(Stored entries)
◇ ◇ ◇ ◇ ◇

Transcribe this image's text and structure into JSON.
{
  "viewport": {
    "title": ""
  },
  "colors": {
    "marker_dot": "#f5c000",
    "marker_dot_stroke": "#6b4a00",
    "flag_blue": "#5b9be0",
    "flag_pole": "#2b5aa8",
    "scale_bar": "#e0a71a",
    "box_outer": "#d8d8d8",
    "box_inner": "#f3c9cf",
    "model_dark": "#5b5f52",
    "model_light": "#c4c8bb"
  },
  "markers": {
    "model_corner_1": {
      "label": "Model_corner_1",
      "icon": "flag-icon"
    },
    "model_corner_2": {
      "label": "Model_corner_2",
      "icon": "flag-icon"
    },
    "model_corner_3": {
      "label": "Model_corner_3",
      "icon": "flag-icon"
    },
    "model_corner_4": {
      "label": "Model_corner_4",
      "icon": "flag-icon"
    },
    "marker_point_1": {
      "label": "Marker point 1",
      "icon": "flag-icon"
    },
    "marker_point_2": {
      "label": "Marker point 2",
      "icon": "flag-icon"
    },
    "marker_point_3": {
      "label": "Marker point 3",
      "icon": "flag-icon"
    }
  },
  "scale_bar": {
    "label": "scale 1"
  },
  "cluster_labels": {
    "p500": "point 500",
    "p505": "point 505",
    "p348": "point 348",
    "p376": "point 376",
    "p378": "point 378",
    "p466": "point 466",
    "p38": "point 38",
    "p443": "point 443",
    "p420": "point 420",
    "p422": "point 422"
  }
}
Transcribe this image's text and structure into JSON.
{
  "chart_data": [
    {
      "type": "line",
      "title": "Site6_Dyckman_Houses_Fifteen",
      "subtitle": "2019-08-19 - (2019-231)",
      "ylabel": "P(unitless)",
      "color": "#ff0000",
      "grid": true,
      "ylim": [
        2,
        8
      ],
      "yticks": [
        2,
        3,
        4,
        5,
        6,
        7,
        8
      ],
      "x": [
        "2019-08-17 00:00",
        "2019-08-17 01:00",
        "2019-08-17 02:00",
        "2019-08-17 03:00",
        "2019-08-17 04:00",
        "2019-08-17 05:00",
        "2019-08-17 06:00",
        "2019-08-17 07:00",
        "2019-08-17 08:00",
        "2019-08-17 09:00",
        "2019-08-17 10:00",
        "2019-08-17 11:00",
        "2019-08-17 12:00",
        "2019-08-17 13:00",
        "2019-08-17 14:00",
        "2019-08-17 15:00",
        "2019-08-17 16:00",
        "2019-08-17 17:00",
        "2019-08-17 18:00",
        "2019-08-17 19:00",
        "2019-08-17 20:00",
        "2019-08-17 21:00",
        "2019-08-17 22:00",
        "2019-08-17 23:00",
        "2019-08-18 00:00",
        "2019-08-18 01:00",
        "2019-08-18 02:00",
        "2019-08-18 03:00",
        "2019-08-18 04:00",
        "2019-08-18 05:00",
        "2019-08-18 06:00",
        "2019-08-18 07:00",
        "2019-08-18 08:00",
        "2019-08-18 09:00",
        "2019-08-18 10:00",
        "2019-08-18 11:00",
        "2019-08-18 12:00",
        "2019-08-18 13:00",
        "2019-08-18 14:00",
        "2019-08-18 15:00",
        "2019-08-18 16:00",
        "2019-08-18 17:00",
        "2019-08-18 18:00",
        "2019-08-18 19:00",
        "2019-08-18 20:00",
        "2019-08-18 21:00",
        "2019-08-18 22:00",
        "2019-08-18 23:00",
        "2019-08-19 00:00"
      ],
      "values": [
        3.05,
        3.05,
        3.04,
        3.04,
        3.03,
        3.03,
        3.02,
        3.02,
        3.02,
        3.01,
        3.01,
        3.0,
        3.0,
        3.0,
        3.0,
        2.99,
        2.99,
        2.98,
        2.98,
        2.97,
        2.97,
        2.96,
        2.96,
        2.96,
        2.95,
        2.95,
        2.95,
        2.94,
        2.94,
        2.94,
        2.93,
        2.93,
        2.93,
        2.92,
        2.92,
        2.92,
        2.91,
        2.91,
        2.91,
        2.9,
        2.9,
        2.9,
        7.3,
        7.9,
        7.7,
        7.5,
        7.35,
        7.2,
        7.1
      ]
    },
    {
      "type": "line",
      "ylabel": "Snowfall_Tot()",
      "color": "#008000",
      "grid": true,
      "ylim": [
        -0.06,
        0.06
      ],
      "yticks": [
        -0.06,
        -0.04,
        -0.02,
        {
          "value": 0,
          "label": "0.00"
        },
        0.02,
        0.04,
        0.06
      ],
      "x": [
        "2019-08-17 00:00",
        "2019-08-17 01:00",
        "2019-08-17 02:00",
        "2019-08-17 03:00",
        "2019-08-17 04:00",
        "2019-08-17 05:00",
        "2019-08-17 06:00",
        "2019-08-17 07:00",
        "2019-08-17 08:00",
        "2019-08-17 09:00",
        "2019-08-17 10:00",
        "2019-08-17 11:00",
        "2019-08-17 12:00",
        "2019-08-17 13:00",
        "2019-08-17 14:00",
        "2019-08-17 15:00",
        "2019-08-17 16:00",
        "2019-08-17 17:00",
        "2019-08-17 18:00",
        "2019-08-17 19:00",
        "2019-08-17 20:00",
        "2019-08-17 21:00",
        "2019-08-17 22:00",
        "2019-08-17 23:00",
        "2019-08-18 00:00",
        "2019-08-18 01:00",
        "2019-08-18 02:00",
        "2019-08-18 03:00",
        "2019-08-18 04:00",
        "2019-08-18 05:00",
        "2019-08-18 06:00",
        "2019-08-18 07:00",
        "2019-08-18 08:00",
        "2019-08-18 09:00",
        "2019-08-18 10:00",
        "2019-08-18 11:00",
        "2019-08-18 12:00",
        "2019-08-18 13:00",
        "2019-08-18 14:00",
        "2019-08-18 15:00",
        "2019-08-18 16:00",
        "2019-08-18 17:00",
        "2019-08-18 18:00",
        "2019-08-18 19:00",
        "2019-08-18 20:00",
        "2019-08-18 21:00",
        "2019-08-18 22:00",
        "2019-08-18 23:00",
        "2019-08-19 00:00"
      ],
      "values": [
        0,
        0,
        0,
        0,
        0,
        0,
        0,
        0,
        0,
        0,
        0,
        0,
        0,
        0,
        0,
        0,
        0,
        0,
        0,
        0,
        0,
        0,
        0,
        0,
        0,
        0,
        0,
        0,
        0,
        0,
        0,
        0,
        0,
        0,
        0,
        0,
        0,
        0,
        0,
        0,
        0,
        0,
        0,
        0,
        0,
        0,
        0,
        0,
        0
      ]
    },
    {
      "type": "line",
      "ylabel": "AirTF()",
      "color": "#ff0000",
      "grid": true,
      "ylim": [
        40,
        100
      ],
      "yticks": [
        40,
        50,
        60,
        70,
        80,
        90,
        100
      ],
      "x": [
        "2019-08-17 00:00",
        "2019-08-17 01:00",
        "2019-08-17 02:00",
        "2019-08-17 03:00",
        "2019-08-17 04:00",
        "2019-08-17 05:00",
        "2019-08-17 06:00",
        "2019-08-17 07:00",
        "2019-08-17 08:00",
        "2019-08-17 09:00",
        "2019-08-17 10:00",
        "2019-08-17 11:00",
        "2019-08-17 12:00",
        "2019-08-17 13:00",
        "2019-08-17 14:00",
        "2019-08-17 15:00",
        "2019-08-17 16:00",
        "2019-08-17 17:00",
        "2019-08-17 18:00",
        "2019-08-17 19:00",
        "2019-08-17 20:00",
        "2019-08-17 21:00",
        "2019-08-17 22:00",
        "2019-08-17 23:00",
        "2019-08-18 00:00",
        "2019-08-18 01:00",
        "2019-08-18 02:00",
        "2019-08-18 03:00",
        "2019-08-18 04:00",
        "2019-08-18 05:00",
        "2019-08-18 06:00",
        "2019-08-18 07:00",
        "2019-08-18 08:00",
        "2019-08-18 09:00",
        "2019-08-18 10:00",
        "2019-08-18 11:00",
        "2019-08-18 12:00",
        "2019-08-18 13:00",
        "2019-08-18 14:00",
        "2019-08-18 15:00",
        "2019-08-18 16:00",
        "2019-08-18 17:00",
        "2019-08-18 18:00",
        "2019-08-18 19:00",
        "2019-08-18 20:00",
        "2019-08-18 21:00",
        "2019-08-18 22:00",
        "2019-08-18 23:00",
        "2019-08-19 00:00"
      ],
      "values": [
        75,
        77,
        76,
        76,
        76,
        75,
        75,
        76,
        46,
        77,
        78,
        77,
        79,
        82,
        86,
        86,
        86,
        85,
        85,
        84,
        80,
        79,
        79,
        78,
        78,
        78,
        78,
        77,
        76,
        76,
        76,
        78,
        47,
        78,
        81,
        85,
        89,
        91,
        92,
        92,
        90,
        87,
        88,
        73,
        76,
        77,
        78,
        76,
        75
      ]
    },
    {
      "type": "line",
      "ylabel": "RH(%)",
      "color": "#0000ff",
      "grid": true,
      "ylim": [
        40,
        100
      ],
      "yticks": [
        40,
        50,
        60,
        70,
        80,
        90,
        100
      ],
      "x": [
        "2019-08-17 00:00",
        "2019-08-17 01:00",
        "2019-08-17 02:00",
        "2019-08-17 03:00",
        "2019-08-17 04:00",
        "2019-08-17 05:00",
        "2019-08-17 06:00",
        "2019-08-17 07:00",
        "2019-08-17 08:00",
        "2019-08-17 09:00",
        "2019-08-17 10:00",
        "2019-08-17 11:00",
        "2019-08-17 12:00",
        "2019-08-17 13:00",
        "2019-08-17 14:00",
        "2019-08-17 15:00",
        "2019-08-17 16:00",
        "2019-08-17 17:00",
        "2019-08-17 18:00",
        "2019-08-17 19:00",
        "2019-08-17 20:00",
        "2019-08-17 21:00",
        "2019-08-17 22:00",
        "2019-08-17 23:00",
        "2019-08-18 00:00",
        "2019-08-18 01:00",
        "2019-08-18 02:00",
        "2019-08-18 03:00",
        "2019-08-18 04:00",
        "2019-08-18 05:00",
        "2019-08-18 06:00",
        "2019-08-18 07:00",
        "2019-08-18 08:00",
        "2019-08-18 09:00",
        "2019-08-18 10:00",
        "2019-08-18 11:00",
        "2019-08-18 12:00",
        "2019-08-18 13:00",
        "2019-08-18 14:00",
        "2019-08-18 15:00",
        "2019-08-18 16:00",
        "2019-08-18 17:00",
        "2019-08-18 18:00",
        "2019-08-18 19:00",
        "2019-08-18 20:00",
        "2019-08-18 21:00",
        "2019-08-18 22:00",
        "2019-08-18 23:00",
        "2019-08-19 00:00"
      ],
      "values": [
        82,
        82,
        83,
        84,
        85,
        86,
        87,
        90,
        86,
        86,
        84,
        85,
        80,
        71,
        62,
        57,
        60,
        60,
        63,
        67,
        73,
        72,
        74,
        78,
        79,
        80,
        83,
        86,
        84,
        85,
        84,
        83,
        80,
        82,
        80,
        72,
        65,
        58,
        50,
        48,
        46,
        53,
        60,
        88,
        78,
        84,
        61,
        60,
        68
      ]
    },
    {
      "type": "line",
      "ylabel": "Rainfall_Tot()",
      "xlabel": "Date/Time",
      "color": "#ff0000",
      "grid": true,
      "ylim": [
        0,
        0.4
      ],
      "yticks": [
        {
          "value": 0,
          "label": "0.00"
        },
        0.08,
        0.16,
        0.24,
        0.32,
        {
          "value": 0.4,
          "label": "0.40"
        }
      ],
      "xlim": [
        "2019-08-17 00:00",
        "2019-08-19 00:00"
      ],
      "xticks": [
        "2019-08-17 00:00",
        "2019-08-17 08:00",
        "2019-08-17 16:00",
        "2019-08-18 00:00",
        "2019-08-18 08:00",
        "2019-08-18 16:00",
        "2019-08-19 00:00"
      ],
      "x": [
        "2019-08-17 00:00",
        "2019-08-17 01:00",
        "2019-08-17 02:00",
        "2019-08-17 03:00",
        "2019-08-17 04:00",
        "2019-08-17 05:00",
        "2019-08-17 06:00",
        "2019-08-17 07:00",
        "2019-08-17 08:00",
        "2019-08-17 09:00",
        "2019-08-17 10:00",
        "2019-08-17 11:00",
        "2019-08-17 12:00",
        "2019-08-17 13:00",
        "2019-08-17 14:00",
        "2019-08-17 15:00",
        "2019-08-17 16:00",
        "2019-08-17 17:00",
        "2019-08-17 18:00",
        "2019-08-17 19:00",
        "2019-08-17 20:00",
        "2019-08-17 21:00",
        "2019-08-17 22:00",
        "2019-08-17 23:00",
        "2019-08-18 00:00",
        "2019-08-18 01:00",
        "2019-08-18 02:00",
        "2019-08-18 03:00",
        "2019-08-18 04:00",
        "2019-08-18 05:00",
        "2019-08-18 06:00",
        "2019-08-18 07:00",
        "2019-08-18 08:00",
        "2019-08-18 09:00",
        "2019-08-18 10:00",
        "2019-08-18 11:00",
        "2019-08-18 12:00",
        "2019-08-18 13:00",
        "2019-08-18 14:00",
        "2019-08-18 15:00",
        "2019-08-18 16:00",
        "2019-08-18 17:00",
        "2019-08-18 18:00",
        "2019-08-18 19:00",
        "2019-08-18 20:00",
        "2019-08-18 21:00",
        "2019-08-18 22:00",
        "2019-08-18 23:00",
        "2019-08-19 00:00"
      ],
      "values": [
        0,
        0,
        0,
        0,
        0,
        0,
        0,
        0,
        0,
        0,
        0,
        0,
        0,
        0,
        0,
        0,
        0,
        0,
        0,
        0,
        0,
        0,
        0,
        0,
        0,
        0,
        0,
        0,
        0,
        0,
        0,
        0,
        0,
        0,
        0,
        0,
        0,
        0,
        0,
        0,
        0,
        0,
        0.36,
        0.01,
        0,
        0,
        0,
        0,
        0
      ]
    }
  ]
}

◇ ◇ ◇ ◇ ◇

Request: Filter the records above for "ylabel" and copy every matching line.

Exercise solution:
      "ylabel": "P(unitless)",
      "ylabel": "Snowfall_Tot()",
      "ylabel": "AirTF()",
      "ylabel": "RH(%)",
      "ylabel": "Rainfall_Tot()",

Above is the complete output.